_Supplied records_
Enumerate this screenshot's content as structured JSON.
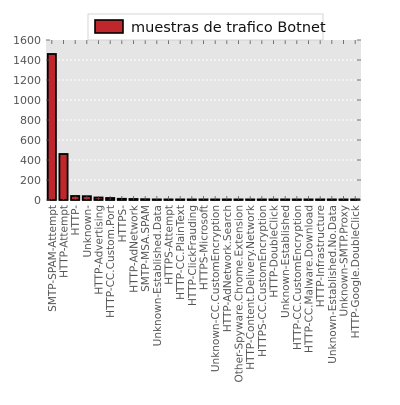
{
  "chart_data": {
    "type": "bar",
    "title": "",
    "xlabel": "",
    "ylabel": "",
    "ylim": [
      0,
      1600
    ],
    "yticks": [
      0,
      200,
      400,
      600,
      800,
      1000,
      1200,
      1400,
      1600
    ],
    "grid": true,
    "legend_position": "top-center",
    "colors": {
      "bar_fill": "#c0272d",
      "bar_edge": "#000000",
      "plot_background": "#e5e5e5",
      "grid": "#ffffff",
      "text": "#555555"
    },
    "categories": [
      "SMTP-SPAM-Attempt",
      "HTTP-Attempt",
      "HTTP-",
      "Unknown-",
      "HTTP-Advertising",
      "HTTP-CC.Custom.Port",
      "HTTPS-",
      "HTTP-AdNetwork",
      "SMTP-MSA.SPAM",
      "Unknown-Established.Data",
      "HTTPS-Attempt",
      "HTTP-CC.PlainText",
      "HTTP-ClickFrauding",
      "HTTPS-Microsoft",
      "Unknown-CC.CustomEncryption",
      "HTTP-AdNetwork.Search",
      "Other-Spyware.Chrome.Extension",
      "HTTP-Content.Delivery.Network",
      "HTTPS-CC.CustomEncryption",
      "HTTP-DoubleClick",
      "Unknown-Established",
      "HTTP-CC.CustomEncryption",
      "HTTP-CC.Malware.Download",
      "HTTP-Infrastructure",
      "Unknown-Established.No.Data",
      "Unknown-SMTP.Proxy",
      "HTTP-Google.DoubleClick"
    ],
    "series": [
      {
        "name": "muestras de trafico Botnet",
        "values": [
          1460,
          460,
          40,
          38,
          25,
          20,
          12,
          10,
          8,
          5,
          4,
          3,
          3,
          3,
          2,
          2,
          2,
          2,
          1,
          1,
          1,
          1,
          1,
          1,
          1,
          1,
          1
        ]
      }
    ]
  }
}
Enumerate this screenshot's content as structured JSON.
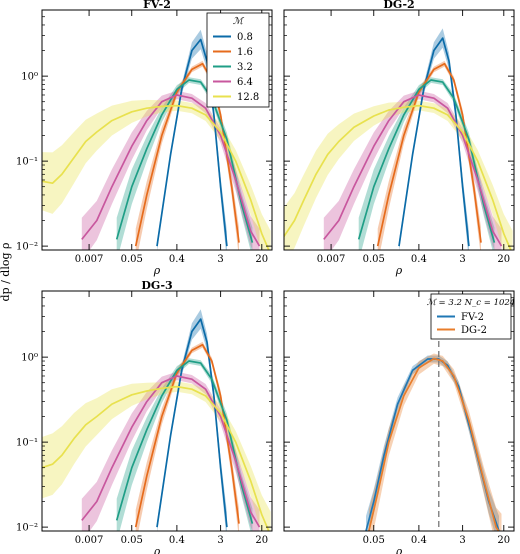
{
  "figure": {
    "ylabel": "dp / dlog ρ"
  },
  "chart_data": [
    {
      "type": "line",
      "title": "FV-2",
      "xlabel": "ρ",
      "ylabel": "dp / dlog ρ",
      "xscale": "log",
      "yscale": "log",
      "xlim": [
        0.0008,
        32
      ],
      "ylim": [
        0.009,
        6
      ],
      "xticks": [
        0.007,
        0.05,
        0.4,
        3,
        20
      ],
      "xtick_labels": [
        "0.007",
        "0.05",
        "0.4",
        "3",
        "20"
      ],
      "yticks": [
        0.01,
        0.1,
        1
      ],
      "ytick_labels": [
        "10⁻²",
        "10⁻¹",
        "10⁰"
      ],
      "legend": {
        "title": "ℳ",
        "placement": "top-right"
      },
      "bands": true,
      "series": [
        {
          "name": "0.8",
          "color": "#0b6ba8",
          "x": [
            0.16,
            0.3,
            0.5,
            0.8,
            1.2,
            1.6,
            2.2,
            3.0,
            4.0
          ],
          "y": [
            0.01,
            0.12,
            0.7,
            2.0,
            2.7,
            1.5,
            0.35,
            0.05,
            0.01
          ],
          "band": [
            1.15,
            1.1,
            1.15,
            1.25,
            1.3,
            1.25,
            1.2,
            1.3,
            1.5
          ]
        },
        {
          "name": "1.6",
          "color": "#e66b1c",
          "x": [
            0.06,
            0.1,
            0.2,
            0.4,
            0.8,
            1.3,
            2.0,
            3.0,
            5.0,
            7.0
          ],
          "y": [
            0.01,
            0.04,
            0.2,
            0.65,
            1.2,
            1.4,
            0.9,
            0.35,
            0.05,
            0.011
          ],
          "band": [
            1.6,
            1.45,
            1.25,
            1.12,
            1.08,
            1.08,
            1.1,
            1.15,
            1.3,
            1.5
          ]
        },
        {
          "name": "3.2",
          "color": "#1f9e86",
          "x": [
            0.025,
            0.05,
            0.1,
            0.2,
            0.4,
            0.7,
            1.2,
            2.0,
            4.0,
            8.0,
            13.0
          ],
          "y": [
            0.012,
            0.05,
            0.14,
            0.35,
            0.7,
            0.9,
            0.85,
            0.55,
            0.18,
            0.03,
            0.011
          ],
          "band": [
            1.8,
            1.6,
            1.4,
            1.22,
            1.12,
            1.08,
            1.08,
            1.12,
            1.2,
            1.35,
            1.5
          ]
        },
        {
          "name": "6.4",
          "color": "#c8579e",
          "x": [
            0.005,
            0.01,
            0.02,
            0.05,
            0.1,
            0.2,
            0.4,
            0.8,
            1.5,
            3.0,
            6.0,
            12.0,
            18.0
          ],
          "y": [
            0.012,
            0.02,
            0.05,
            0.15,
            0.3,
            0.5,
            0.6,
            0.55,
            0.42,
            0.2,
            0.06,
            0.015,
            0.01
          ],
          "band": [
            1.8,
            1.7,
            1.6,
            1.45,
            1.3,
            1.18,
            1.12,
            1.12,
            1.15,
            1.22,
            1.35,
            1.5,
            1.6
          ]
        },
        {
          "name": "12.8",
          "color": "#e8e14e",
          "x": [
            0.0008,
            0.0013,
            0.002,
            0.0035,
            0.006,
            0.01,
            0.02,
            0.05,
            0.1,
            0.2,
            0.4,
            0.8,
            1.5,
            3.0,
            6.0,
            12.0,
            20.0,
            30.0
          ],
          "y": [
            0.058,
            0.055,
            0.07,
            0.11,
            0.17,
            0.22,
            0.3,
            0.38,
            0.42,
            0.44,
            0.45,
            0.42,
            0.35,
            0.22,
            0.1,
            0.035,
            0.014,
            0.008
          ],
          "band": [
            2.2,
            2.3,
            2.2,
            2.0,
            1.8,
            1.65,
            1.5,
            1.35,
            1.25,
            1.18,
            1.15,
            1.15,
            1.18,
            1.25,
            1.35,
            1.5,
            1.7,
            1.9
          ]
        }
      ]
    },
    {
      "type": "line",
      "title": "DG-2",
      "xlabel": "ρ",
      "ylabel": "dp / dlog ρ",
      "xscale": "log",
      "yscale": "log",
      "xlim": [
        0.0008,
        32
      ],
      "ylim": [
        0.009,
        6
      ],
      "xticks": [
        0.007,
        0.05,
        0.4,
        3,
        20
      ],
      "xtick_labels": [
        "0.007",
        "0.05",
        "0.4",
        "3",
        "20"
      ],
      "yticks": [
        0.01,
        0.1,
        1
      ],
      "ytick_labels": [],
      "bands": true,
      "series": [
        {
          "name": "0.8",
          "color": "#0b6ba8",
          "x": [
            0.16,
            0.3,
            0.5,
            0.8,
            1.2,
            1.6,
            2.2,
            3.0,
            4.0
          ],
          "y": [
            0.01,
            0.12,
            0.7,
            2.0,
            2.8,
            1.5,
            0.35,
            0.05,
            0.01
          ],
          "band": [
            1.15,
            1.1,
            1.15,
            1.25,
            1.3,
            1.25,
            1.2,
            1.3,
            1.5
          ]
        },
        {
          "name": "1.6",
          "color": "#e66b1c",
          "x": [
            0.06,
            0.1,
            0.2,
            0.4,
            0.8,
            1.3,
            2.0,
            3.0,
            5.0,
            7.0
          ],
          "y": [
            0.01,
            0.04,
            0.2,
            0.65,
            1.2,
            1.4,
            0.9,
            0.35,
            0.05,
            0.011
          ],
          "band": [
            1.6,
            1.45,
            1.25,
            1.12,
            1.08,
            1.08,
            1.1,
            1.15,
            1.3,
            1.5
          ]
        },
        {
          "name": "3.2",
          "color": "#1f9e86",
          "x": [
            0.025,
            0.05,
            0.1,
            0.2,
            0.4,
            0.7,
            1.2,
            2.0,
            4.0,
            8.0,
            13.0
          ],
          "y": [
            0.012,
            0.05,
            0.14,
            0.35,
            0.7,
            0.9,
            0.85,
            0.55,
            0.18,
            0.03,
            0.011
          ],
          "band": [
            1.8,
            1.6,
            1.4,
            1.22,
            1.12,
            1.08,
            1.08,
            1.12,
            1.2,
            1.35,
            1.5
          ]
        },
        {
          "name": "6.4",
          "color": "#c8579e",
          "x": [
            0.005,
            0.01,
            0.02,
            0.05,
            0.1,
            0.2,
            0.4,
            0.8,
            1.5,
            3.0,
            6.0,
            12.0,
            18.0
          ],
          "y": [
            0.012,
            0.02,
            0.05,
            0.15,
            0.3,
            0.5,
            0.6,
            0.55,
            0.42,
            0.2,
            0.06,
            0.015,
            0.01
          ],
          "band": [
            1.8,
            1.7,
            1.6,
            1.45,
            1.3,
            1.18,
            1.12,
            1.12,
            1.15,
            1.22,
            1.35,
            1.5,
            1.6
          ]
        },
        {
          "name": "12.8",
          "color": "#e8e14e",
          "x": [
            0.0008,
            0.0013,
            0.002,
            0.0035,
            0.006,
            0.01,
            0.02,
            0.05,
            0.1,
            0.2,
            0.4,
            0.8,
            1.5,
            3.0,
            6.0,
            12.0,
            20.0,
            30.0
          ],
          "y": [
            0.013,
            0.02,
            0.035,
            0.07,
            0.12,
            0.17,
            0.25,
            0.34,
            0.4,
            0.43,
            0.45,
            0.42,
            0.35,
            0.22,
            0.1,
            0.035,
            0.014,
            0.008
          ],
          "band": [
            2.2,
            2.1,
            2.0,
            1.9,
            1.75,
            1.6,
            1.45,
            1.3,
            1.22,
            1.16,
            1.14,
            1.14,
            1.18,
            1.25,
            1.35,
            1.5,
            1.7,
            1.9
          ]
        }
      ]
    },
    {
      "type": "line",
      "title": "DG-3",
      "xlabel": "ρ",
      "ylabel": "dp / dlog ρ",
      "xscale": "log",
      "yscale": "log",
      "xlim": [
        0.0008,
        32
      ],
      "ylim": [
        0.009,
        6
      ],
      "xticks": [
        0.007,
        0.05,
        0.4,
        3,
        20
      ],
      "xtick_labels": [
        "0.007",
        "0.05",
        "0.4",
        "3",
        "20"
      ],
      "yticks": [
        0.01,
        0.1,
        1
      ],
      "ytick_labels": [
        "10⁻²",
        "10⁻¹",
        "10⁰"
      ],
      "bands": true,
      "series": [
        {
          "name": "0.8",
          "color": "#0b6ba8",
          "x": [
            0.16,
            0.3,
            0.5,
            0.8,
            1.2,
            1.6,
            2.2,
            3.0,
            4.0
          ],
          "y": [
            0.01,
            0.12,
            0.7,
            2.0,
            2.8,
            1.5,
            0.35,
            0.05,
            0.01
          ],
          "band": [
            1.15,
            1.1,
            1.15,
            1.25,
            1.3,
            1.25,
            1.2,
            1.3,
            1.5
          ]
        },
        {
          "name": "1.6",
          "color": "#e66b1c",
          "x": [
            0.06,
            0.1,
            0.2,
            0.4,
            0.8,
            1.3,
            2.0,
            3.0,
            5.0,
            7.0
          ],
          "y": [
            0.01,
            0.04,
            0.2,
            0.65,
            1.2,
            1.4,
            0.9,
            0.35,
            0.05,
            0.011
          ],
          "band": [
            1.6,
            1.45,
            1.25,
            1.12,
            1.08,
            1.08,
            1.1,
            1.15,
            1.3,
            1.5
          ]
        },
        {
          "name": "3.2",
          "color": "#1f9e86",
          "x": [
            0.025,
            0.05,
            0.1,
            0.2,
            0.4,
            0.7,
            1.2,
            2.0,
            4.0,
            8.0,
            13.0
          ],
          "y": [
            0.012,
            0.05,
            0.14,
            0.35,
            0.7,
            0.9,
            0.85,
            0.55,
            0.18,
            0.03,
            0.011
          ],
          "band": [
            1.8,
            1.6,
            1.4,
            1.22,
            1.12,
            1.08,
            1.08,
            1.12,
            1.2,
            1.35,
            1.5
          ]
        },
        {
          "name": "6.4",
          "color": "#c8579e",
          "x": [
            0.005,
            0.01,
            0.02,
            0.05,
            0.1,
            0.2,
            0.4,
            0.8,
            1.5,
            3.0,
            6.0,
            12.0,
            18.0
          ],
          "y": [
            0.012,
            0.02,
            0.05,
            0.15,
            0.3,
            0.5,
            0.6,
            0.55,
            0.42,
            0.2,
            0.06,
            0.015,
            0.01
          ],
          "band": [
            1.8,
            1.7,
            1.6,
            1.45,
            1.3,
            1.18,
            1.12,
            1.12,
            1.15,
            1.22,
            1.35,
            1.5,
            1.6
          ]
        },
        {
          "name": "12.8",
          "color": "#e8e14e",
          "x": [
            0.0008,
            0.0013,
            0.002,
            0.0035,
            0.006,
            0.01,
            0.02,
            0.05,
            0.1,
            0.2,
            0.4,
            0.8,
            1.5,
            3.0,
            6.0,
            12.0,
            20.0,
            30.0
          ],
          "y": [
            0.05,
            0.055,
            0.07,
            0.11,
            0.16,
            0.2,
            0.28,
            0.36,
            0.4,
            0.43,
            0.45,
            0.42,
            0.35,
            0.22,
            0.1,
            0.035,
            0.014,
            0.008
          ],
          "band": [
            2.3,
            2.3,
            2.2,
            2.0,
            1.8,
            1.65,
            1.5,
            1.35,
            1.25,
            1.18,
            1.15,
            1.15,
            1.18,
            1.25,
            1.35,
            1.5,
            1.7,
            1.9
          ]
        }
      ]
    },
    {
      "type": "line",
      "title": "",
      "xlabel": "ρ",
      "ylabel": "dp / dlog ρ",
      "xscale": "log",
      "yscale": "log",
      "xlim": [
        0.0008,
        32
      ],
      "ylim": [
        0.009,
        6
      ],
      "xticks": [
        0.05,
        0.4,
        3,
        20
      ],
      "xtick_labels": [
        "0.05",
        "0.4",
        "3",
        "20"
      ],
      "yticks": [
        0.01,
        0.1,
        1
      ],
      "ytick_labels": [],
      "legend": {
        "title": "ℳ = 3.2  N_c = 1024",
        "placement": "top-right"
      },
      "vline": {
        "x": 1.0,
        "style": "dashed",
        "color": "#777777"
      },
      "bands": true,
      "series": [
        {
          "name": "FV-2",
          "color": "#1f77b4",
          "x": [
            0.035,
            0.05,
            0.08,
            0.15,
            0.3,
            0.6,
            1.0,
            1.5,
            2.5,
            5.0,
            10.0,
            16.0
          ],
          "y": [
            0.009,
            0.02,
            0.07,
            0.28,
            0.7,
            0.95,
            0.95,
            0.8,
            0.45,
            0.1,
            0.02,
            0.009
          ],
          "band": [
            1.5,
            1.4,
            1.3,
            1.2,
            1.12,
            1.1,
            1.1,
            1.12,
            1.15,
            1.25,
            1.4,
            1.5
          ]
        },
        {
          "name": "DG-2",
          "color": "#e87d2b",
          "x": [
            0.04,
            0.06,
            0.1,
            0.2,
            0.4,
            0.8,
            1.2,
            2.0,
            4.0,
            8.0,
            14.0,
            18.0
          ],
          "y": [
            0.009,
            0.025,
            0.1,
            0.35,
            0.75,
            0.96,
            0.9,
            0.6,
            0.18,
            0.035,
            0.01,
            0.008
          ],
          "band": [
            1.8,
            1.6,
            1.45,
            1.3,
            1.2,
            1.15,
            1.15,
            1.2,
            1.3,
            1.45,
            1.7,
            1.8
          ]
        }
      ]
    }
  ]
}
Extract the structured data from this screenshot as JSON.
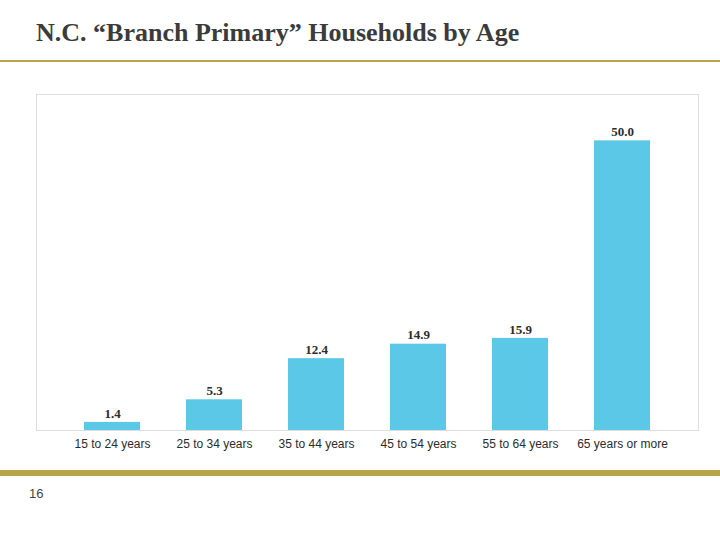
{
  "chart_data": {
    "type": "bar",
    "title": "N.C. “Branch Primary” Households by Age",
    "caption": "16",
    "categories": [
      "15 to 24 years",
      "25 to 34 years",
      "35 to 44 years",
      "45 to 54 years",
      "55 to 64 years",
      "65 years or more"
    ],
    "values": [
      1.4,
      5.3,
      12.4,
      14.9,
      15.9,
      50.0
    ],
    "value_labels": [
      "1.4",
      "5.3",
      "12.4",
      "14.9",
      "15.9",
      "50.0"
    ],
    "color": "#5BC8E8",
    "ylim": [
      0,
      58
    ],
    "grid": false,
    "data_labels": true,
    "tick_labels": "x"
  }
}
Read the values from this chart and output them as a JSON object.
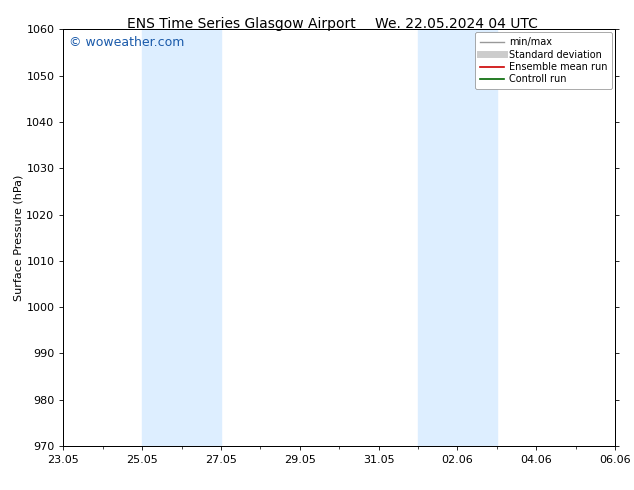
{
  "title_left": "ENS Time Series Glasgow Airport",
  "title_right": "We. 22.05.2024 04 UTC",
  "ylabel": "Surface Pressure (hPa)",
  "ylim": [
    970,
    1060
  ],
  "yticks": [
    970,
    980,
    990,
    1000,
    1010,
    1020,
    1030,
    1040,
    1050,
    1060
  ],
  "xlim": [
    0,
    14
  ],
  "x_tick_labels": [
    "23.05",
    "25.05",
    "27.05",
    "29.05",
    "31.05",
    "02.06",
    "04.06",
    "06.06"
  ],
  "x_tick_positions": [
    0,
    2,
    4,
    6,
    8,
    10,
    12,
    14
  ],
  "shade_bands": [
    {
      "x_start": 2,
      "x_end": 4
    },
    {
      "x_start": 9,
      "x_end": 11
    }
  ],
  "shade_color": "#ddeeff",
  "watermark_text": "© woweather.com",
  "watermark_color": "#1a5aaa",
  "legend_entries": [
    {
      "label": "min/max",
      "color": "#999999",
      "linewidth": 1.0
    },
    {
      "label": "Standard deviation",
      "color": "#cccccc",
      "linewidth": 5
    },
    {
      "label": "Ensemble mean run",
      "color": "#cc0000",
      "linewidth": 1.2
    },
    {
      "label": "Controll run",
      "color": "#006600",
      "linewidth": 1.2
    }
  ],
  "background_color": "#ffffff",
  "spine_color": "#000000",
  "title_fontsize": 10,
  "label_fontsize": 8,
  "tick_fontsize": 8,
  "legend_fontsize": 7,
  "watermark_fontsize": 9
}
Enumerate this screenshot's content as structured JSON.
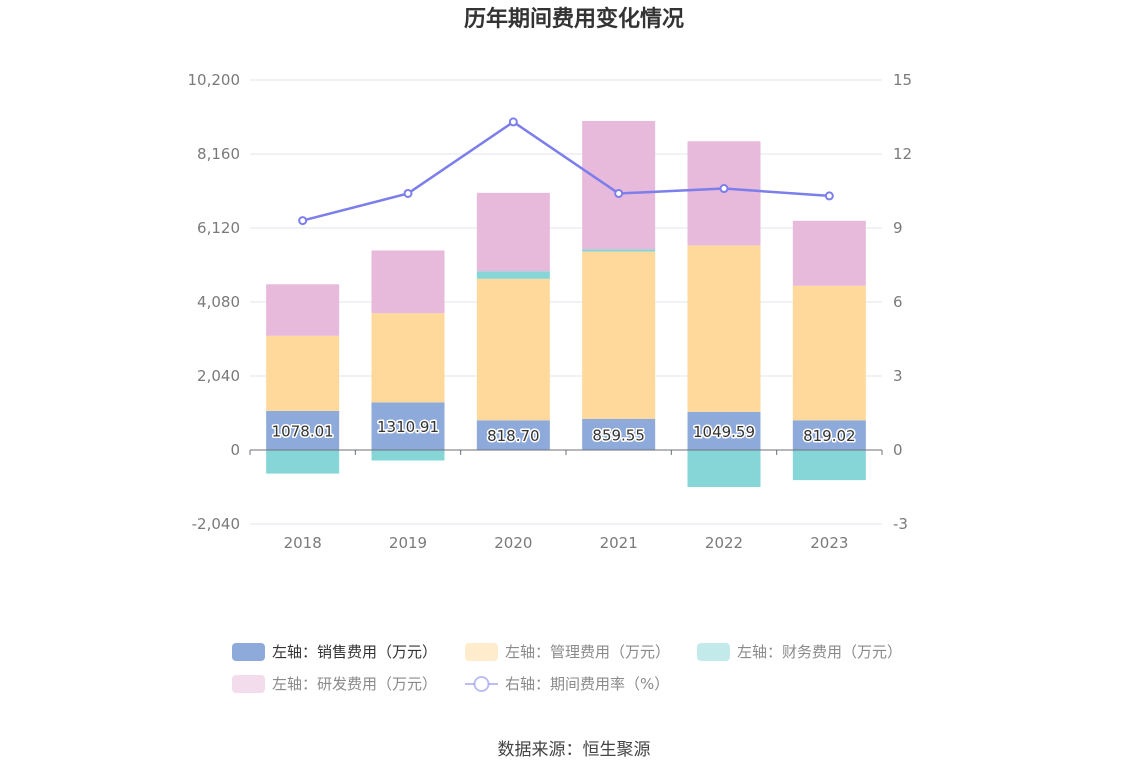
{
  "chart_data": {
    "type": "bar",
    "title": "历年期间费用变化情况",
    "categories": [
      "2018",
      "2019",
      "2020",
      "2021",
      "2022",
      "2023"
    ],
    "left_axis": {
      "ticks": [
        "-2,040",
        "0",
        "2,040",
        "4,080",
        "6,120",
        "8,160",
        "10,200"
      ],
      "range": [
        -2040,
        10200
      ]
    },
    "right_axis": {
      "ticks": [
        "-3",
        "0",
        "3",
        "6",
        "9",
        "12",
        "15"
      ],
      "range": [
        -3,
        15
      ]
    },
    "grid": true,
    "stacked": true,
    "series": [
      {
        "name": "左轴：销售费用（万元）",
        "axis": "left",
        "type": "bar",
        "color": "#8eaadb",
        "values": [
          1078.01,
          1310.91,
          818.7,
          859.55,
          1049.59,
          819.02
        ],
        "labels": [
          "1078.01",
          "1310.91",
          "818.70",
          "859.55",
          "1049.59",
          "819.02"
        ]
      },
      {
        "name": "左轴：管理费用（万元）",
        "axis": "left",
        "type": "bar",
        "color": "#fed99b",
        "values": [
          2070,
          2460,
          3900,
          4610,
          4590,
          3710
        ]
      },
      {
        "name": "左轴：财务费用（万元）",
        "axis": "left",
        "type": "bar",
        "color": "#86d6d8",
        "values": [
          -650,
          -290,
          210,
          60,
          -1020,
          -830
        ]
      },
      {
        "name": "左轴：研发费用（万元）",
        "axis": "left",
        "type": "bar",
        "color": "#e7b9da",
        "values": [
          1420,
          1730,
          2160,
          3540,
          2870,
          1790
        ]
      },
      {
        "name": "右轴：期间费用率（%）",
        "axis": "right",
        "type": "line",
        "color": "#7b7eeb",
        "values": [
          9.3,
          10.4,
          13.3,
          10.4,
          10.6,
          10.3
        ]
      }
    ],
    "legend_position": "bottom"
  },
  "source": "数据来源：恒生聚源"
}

_What to do_
Using the records above, list each line that includes "years".

_Result of the task_
      "15 to 24 years",
      "25 to 34 years",
      "35 to 44 years",
      "45 to 54 years",
      "55 to 64 years",
      "65 years or more"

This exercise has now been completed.